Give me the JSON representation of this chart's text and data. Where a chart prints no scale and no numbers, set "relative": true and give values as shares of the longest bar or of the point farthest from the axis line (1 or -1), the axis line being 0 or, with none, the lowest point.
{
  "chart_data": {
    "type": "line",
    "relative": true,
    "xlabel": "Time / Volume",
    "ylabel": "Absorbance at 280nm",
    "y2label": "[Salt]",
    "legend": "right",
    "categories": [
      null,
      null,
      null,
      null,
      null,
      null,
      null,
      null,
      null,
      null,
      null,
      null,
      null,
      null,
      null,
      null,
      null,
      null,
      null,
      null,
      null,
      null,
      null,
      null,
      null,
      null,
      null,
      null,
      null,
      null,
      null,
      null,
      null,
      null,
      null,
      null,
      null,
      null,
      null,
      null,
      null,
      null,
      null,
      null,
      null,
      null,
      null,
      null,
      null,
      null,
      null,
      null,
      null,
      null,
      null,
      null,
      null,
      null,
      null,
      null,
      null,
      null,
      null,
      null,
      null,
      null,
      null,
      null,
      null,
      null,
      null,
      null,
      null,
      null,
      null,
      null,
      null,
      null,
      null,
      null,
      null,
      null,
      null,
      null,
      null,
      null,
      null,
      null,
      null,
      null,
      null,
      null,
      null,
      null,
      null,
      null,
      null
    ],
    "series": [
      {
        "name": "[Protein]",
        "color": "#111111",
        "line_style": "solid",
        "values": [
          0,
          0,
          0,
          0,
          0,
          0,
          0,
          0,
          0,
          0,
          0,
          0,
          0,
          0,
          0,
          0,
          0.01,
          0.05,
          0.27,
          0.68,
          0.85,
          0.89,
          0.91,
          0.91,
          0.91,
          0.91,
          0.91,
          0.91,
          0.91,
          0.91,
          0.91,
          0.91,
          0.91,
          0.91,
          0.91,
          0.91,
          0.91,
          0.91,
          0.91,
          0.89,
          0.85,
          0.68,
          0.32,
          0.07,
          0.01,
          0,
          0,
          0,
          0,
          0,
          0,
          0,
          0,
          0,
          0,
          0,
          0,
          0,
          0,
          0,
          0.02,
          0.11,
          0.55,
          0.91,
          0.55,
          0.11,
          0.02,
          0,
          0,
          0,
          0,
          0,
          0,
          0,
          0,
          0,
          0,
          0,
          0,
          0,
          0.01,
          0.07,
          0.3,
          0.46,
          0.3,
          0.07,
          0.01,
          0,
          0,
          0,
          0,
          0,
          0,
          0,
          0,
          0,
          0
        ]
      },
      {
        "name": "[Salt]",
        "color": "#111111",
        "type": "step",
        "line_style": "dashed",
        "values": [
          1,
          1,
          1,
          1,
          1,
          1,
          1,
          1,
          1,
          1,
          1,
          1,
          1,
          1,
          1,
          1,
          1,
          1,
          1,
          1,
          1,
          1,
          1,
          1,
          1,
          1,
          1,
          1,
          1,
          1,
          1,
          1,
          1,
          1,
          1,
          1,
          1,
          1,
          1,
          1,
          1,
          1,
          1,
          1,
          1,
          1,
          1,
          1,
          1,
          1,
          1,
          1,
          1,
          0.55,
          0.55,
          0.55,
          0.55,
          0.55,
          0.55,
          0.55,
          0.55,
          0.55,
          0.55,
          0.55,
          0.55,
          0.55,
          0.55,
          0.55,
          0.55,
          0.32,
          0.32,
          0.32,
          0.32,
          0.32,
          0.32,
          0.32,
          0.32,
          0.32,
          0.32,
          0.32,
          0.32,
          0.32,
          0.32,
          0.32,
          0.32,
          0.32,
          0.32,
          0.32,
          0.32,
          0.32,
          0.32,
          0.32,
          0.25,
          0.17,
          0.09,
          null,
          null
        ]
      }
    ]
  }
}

----

◆ **Prompt**
Work out how many lines in the listing above hold the word "true", and answer only with that number.

◆ **Response for this exercise**
2